● **Given task**:
Show all lines holding the string "start".

● **Extracted records**:
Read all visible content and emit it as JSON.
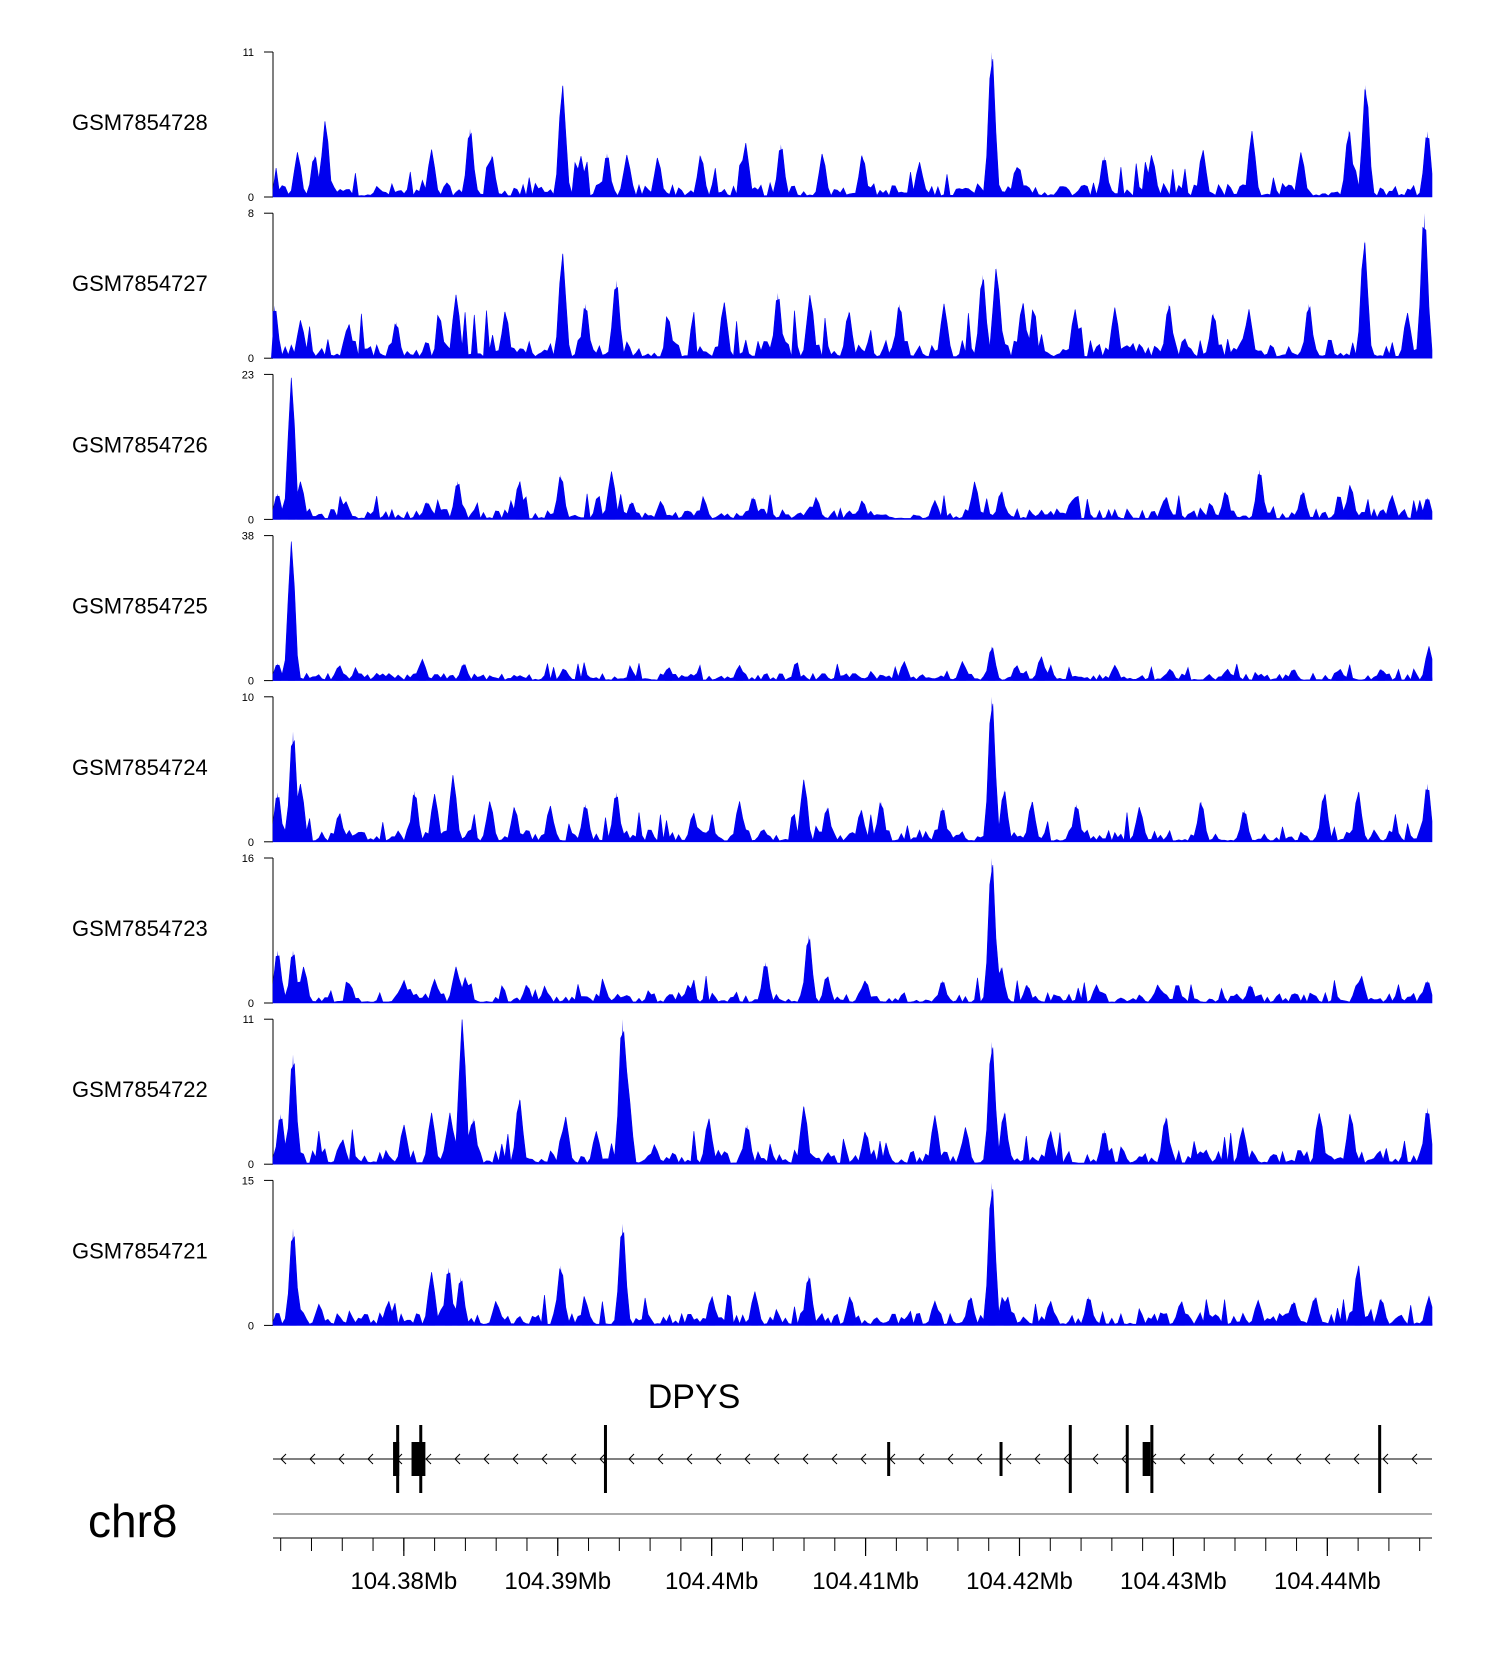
{
  "chart_data": {
    "type": "area",
    "title": "",
    "chromosome": "chr8",
    "gene": {
      "name": "DPYS",
      "strand": "-"
    },
    "x_axis": {
      "unit": "Mb",
      "range": [
        104.3715,
        104.4468
      ],
      "ticks": [
        104.38,
        104.39,
        104.4,
        104.41,
        104.42,
        104.43,
        104.44
      ],
      "tick_labels": [
        "104.38Mb",
        "104.39Mb",
        "104.4Mb",
        "104.41Mb",
        "104.42Mb",
        "104.43Mb",
        "104.44Mb"
      ]
    },
    "color": "#0000ee",
    "tracks": [
      {
        "name": "GSM7854728",
        "ymax": 11,
        "ymax_label": "11",
        "ymin_label": "0",
        "baseline": 0.45,
        "peaks": [
          [
            104.3731,
            3.4
          ],
          [
            104.3742,
            3.2
          ],
          [
            104.3749,
            5.8
          ],
          [
            104.3818,
            3.6
          ],
          [
            104.3843,
            5.2
          ],
          [
            104.3857,
            3.2
          ],
          [
            104.3903,
            8.5
          ],
          [
            104.3915,
            3.1
          ],
          [
            104.3932,
            3.3
          ],
          [
            104.3945,
            3.2
          ],
          [
            104.3965,
            3.0
          ],
          [
            104.3993,
            3.2
          ],
          [
            104.4022,
            4.1
          ],
          [
            104.4045,
            4.0
          ],
          [
            104.4072,
            3.3
          ],
          [
            104.4098,
            3.2
          ],
          [
            104.4135,
            2.6
          ],
          [
            104.4182,
            11.0
          ],
          [
            104.4198,
            2.3
          ],
          [
            104.4255,
            3.1
          ],
          [
            104.4286,
            3.2
          ],
          [
            104.4319,
            3.6
          ],
          [
            104.4351,
            5.0
          ],
          [
            104.4383,
            3.4
          ],
          [
            104.4414,
            5.1
          ],
          [
            104.4425,
            8.5
          ],
          [
            104.4465,
            5.0
          ]
        ]
      },
      {
        "name": "GSM7854727",
        "ymax": 8,
        "ymax_label": "8",
        "ymin_label": "0",
        "baseline": 0.45,
        "peaks": [
          [
            104.3716,
            2.9
          ],
          [
            104.3733,
            2.1
          ],
          [
            104.3764,
            1.9
          ],
          [
            104.3795,
            2.0
          ],
          [
            104.3834,
            3.5
          ],
          [
            104.3866,
            2.6
          ],
          [
            104.3903,
            5.8
          ],
          [
            104.3918,
            3.0
          ],
          [
            104.3938,
            4.3
          ],
          [
            104.3972,
            2.1
          ],
          [
            104.4008,
            3.1
          ],
          [
            104.4043,
            3.6
          ],
          [
            104.4064,
            3.5
          ],
          [
            104.4089,
            2.6
          ],
          [
            104.4122,
            3.0
          ],
          [
            104.4151,
            3.0
          ],
          [
            104.4176,
            4.6
          ],
          [
            104.4185,
            5.0
          ],
          [
            104.4202,
            3.1
          ],
          [
            104.4236,
            2.7
          ],
          [
            104.4262,
            2.8
          ],
          [
            104.4297,
            3.0
          ],
          [
            104.4326,
            2.5
          ],
          [
            104.4349,
            2.7
          ],
          [
            104.4388,
            3.0
          ],
          [
            104.4424,
            6.5
          ],
          [
            104.4452,
            2.5
          ],
          [
            104.4463,
            8.0
          ]
        ]
      },
      {
        "name": "GSM7854726",
        "ymax": 23,
        "ymax_label": "23",
        "ymin_label": "0",
        "baseline": 0.7,
        "peaks": [
          [
            104.3718,
            4.1
          ],
          [
            104.3727,
            22.5
          ],
          [
            104.3733,
            6.0
          ],
          [
            104.3762,
            2.9
          ],
          [
            104.3815,
            2.8
          ],
          [
            104.3835,
            6.1
          ],
          [
            104.3875,
            6.1
          ],
          [
            104.3902,
            7.1
          ],
          [
            104.3935,
            7.6
          ],
          [
            104.3948,
            2.8
          ],
          [
            104.3967,
            2.9
          ],
          [
            104.3995,
            3.0
          ],
          [
            104.4027,
            3.6
          ],
          [
            104.4068,
            3.5
          ],
          [
            104.4098,
            3.0
          ],
          [
            104.4145,
            3.0
          ],
          [
            104.4171,
            6.0
          ],
          [
            104.4188,
            4.5
          ],
          [
            104.4235,
            3.2
          ],
          [
            104.4295,
            3.6
          ],
          [
            104.4334,
            4.5
          ],
          [
            104.4356,
            7.9
          ],
          [
            104.4384,
            4.5
          ],
          [
            104.4415,
            5.5
          ],
          [
            104.4442,
            3.8
          ],
          [
            104.4465,
            3.5
          ]
        ]
      },
      {
        "name": "GSM7854725",
        "ymax": 38,
        "ymax_label": "38",
        "ymin_label": "0",
        "baseline": 0.8,
        "peaks": [
          [
            104.3718,
            4.5
          ],
          [
            104.3727,
            36.5
          ],
          [
            104.3758,
            4.0
          ],
          [
            104.3812,
            5.6
          ],
          [
            104.3839,
            4.5
          ],
          [
            104.3904,
            3.2
          ],
          [
            104.3948,
            2.5
          ],
          [
            104.3972,
            3.5
          ],
          [
            104.4018,
            4.0
          ],
          [
            104.4125,
            5.0
          ],
          [
            104.4163,
            5.0
          ],
          [
            104.4182,
            9.0
          ],
          [
            104.4198,
            4.0
          ],
          [
            104.4214,
            6.3
          ],
          [
            104.4262,
            4.0
          ],
          [
            104.4298,
            3.0
          ],
          [
            104.4335,
            3.0
          ],
          [
            104.4378,
            3.0
          ],
          [
            104.4408,
            3.0
          ],
          [
            104.4435,
            3.0
          ],
          [
            104.4466,
            9.0
          ]
        ]
      },
      {
        "name": "GSM7854724",
        "ymax": 10,
        "ymax_label": "10",
        "ymin_label": "0",
        "baseline": 0.35,
        "peaks": [
          [
            104.3718,
            3.4
          ],
          [
            104.3728,
            7.6
          ],
          [
            104.3733,
            4.0
          ],
          [
            104.3758,
            2.0
          ],
          [
            104.3807,
            3.5
          ],
          [
            104.382,
            3.3
          ],
          [
            104.3832,
            4.6
          ],
          [
            104.3856,
            2.8
          ],
          [
            104.3872,
            2.4
          ],
          [
            104.3895,
            2.5
          ],
          [
            104.3918,
            2.6
          ],
          [
            104.3938,
            3.4
          ],
          [
            104.3988,
            2.0
          ],
          [
            104.4018,
            2.8
          ],
          [
            104.406,
            4.3
          ],
          [
            104.4075,
            2.4
          ],
          [
            104.4097,
            2.2
          ],
          [
            104.411,
            2.8
          ],
          [
            104.415,
            2.4
          ],
          [
            104.4182,
            10.0
          ],
          [
            104.419,
            3.6
          ],
          [
            104.4208,
            2.8
          ],
          [
            104.4237,
            2.6
          ],
          [
            104.4278,
            2.4
          ],
          [
            104.4318,
            2.8
          ],
          [
            104.4346,
            2.2
          ],
          [
            104.4398,
            3.4
          ],
          [
            104.442,
            3.5
          ],
          [
            104.4465,
            4.0
          ]
        ]
      },
      {
        "name": "GSM7854723",
        "ymax": 16,
        "ymax_label": "16",
        "ymin_label": "0",
        "baseline": 0.5,
        "peaks": [
          [
            104.3718,
            5.8
          ],
          [
            104.3728,
            5.8
          ],
          [
            104.3735,
            4.0
          ],
          [
            104.3765,
            2.1
          ],
          [
            104.38,
            2.5
          ],
          [
            104.382,
            2.6
          ],
          [
            104.3834,
            4.0
          ],
          [
            104.384,
            2.8
          ],
          [
            104.388,
            2.0
          ],
          [
            104.393,
            1.8
          ],
          [
            104.3985,
            2.0
          ],
          [
            104.4035,
            4.5
          ],
          [
            104.4063,
            7.5
          ],
          [
            104.4075,
            3.0
          ],
          [
            104.41,
            2.5
          ],
          [
            104.415,
            2.5
          ],
          [
            104.4182,
            16.0
          ],
          [
            104.4188,
            4.0
          ],
          [
            104.4205,
            2.0
          ],
          [
            104.425,
            2.0
          ],
          [
            104.429,
            2.0
          ],
          [
            104.435,
            2.0
          ],
          [
            104.4422,
            3.0
          ],
          [
            104.4465,
            2.5
          ]
        ]
      },
      {
        "name": "GSM7854722",
        "ymax": 11,
        "ymax_label": "11",
        "ymin_label": "0",
        "baseline": 0.45,
        "peaks": [
          [
            104.372,
            3.8
          ],
          [
            104.3728,
            8.3
          ],
          [
            104.376,
            1.9
          ],
          [
            104.38,
            3.0
          ],
          [
            104.3818,
            3.9
          ],
          [
            104.383,
            3.9
          ],
          [
            104.3838,
            11.0
          ],
          [
            104.3845,
            3.5
          ],
          [
            104.3875,
            5.0
          ],
          [
            104.3905,
            3.6
          ],
          [
            104.3925,
            2.5
          ],
          [
            104.3942,
            11.0
          ],
          [
            104.3945,
            7.0
          ],
          [
            104.3998,
            3.5
          ],
          [
            104.4023,
            3.0
          ],
          [
            104.406,
            4.4
          ],
          [
            104.41,
            2.5
          ],
          [
            104.4145,
            3.7
          ],
          [
            104.4165,
            2.8
          ],
          [
            104.4182,
            9.3
          ],
          [
            104.419,
            4.0
          ],
          [
            104.422,
            2.5
          ],
          [
            104.4255,
            2.6
          ],
          [
            104.4295,
            3.6
          ],
          [
            104.4345,
            2.8
          ],
          [
            104.4395,
            3.9
          ],
          [
            104.4415,
            3.9
          ],
          [
            104.4465,
            4.3
          ]
        ]
      },
      {
        "name": "GSM7854721",
        "ymax": 15,
        "ymax_label": "15",
        "ymin_label": "0",
        "baseline": 0.55,
        "peaks": [
          [
            104.3728,
            10.0
          ],
          [
            104.3745,
            2.2
          ],
          [
            104.379,
            2.5
          ],
          [
            104.3818,
            5.5
          ],
          [
            104.3829,
            6.0
          ],
          [
            104.3837,
            5.0
          ],
          [
            104.386,
            2.5
          ],
          [
            104.3902,
            6.2
          ],
          [
            104.3918,
            2.4
          ],
          [
            104.3942,
            10.5
          ],
          [
            104.4,
            3.0
          ],
          [
            104.4028,
            3.5
          ],
          [
            104.4063,
            5.2
          ],
          [
            104.409,
            3.0
          ],
          [
            104.4145,
            2.5
          ],
          [
            104.4168,
            3.0
          ],
          [
            104.4182,
            14.8
          ],
          [
            104.4192,
            3.0
          ],
          [
            104.422,
            2.5
          ],
          [
            104.4245,
            3.0
          ],
          [
            104.4305,
            2.5
          ],
          [
            104.4355,
            2.6
          ],
          [
            104.4378,
            2.5
          ],
          [
            104.4392,
            3.0
          ],
          [
            104.442,
            6.3
          ],
          [
            104.4435,
            2.8
          ],
          [
            104.4466,
            3.0
          ]
        ]
      }
    ],
    "gene_model": {
      "span": [
        104.3715,
        104.4468
      ],
      "intron_arrow": "<",
      "exons": [
        {
          "start": 104.3793,
          "end": 104.3797,
          "type": "cds"
        },
        {
          "start": 104.3805,
          "end": 104.3814,
          "type": "cds"
        },
        {
          "pos": 104.3796,
          "type": "line"
        },
        {
          "pos": 104.3811,
          "type": "line"
        },
        {
          "pos": 104.3931,
          "type": "line"
        },
        {
          "pos": 104.4115,
          "type": "line"
        },
        {
          "pos": 104.4188,
          "type": "line"
        },
        {
          "pos": 104.4233,
          "type": "line"
        },
        {
          "pos": 104.427,
          "type": "line"
        },
        {
          "start": 104.428,
          "end": 104.4285,
          "type": "cds"
        },
        {
          "pos": 104.4286,
          "type": "line"
        },
        {
          "pos": 104.4434,
          "type": "line"
        }
      ]
    }
  }
}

● **Complete output**:
          "start": 104.3793,
          "start": 104.3805,
          "start": 104.428,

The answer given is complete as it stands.